Task requirements: Work out how many lines in the entries below include the word "with". Give nothing but the number.

Data extract:
=-=-=

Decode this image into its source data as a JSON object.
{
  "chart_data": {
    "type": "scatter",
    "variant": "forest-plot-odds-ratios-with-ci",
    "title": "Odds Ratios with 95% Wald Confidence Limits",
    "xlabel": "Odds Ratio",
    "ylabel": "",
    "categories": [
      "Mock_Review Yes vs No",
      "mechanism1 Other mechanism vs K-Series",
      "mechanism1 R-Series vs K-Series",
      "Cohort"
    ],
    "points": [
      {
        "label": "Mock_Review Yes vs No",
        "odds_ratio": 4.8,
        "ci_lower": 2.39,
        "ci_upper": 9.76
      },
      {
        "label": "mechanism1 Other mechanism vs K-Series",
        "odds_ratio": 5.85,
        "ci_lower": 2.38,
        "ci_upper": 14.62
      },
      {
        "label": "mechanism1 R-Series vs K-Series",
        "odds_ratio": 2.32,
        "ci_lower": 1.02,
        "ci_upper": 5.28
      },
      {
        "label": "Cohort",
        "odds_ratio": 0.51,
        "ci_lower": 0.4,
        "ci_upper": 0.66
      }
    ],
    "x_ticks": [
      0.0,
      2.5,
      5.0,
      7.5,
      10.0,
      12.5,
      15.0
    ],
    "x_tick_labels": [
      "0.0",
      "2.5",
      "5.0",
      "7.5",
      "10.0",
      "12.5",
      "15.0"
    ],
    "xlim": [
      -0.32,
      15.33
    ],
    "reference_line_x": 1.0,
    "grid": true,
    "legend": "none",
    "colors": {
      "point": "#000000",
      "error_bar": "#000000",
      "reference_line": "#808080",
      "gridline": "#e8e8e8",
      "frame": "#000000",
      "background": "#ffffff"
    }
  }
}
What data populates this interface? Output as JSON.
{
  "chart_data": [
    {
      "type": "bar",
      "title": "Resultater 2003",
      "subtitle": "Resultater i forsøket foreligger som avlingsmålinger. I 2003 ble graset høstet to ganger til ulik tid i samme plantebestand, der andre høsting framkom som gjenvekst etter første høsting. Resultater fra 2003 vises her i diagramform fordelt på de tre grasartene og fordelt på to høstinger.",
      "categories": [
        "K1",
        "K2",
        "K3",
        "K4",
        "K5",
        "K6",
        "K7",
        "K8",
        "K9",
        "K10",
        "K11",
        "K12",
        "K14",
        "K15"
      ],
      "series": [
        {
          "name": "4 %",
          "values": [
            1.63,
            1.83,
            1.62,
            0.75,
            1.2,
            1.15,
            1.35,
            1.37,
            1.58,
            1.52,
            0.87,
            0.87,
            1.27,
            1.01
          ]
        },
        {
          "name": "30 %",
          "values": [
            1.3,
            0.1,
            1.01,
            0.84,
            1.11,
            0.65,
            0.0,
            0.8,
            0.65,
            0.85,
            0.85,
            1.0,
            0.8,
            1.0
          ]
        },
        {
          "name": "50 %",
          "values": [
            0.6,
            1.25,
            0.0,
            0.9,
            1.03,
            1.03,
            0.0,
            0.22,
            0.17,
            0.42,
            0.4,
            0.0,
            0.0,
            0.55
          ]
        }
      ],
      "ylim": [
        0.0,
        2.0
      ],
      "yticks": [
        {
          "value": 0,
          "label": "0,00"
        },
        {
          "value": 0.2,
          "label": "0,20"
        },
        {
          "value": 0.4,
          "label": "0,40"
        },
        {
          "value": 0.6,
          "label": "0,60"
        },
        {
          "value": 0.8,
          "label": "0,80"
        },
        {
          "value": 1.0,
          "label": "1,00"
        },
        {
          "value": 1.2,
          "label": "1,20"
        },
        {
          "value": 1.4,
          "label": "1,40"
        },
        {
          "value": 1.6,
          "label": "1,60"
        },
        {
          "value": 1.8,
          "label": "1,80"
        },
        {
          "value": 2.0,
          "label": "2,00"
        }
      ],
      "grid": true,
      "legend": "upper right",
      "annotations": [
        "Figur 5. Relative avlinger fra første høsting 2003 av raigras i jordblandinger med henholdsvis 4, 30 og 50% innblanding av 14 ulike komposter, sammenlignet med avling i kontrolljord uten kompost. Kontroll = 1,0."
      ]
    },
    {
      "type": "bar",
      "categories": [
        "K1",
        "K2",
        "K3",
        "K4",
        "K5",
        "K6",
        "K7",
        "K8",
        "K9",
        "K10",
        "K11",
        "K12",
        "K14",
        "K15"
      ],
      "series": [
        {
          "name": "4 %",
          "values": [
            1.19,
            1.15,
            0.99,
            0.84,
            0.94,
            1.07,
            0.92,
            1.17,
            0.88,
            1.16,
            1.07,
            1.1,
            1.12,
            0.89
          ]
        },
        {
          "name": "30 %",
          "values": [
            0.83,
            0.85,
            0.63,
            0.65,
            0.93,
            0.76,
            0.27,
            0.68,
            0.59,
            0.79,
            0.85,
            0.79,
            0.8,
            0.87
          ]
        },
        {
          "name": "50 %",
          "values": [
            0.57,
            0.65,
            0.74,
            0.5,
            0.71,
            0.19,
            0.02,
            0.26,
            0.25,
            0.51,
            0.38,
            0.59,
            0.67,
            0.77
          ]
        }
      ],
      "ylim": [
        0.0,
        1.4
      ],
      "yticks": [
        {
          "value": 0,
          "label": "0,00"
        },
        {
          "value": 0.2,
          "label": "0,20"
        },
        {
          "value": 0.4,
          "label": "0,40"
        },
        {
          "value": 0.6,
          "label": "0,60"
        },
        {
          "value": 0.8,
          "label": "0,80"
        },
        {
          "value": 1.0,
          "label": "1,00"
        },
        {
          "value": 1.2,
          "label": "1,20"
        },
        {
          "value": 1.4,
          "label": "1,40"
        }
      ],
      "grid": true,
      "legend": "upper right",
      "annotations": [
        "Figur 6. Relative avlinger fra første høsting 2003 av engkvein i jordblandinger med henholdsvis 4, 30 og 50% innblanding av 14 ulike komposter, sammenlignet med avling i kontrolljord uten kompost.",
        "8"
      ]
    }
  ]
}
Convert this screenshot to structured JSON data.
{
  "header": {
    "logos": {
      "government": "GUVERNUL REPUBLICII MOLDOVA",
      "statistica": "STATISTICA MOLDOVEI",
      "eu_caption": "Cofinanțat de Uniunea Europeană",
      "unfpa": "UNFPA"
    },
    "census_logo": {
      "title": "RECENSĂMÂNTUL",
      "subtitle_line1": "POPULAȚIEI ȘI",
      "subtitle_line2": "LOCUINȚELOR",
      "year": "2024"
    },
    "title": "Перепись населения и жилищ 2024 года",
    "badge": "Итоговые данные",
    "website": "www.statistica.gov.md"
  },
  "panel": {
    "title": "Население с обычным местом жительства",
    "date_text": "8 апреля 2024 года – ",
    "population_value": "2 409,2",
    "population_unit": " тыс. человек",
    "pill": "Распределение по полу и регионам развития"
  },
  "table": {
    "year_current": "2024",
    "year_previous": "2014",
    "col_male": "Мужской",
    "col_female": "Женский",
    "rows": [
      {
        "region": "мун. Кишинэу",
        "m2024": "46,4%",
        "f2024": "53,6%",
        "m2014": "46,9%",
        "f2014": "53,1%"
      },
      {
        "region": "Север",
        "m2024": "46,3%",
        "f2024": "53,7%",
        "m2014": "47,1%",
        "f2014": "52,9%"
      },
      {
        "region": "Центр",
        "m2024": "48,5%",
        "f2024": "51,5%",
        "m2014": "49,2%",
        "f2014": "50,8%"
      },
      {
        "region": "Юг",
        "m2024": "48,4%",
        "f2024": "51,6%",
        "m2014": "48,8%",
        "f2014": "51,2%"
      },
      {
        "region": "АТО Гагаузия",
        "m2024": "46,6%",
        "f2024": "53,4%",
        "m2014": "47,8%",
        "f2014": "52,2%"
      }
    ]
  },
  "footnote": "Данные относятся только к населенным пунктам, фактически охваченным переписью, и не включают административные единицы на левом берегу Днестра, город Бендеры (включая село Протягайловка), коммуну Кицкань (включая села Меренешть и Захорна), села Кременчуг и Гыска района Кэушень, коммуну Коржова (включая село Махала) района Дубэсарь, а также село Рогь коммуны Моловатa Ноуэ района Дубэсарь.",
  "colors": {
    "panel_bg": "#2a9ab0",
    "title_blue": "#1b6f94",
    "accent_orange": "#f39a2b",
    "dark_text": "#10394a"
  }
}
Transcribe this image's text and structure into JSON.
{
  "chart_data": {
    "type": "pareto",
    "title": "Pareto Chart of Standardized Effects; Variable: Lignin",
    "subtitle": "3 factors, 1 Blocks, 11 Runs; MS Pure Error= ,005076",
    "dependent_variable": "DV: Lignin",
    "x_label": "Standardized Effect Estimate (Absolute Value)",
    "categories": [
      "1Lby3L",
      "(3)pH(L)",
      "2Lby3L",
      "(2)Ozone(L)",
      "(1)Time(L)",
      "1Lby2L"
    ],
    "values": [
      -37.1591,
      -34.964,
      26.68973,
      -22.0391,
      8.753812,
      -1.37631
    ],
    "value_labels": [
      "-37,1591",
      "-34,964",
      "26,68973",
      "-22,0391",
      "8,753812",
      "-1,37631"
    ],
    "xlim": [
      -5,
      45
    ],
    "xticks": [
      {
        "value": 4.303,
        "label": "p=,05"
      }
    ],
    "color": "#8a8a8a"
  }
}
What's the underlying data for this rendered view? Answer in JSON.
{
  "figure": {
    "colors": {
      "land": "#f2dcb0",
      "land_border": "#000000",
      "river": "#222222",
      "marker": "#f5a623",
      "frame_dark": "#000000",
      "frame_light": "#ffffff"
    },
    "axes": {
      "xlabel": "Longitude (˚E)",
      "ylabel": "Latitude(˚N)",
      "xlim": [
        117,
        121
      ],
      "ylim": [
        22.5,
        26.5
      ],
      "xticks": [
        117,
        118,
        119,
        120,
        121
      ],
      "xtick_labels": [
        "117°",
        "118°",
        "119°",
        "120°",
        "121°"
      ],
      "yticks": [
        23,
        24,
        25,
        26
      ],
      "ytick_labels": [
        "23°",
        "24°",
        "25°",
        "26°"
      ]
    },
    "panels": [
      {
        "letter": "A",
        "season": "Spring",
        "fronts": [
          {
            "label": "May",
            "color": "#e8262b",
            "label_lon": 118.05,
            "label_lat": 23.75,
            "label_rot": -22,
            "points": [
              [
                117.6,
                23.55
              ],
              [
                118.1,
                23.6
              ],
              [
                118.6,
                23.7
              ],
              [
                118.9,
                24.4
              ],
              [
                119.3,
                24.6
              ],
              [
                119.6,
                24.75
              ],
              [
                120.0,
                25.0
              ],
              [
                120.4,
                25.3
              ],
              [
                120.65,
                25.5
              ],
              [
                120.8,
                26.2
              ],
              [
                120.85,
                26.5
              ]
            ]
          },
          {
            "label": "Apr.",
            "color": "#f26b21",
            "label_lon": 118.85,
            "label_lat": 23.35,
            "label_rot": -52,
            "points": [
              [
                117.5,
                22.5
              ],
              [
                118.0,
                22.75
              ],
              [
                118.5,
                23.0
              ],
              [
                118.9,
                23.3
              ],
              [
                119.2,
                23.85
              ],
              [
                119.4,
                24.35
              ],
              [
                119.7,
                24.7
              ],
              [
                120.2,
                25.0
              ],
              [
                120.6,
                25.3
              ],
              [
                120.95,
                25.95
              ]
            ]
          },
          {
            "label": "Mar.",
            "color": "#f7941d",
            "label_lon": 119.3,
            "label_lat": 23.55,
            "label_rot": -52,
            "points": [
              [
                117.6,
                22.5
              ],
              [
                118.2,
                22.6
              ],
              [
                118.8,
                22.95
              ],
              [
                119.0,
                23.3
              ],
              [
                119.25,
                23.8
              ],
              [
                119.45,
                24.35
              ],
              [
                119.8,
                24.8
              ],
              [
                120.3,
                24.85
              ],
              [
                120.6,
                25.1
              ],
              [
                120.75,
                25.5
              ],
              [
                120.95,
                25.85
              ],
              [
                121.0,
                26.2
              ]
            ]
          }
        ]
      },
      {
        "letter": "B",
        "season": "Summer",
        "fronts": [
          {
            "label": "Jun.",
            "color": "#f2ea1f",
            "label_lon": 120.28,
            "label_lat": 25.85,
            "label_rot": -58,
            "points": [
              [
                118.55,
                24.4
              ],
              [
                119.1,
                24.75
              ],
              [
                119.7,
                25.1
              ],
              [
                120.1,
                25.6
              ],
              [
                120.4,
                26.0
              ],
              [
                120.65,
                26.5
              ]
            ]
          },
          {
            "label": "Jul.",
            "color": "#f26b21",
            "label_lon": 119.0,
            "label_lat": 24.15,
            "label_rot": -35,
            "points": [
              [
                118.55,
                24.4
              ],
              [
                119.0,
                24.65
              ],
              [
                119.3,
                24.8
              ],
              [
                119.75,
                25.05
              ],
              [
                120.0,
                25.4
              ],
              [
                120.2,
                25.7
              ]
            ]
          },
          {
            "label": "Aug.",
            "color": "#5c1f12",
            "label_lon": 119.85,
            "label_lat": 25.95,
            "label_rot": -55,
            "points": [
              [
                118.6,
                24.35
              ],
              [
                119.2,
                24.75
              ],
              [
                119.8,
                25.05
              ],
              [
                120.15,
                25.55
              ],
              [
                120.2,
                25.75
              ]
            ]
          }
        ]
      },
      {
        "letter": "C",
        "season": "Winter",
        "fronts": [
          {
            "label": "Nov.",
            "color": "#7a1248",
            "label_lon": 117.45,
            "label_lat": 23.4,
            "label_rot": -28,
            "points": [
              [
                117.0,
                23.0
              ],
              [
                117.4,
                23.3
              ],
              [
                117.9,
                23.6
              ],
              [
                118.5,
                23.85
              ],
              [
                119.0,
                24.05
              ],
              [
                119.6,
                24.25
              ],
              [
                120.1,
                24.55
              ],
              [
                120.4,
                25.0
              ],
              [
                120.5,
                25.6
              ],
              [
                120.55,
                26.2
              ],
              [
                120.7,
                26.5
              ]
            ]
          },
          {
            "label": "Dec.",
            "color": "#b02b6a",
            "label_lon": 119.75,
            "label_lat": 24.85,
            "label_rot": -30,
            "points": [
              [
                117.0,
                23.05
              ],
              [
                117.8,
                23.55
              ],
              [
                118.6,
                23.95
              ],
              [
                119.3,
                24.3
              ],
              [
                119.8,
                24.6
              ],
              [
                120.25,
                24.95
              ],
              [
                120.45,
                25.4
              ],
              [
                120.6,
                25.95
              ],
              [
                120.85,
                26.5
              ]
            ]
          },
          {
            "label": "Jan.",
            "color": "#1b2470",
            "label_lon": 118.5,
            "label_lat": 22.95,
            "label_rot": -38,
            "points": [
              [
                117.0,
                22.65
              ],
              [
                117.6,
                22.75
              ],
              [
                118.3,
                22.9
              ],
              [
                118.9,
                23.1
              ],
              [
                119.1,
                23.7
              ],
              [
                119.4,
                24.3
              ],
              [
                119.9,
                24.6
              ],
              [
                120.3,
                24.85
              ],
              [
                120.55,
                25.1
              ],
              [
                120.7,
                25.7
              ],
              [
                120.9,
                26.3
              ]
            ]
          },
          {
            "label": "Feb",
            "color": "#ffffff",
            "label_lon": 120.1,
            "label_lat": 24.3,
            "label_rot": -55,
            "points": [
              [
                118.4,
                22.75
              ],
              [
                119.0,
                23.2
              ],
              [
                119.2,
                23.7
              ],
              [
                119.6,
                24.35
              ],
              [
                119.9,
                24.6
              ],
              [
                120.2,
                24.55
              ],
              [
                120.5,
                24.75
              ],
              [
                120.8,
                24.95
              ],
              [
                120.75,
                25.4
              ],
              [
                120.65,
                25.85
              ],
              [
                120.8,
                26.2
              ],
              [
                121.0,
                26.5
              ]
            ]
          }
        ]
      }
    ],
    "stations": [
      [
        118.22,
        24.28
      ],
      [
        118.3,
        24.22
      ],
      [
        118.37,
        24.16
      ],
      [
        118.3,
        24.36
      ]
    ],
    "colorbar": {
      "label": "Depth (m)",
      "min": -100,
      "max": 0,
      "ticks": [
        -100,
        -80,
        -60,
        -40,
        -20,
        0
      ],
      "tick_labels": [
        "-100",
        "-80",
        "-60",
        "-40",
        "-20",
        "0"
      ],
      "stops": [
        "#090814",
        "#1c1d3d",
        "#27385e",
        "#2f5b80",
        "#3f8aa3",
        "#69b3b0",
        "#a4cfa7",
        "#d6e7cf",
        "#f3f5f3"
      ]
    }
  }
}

=-=-=

Exercise output: 2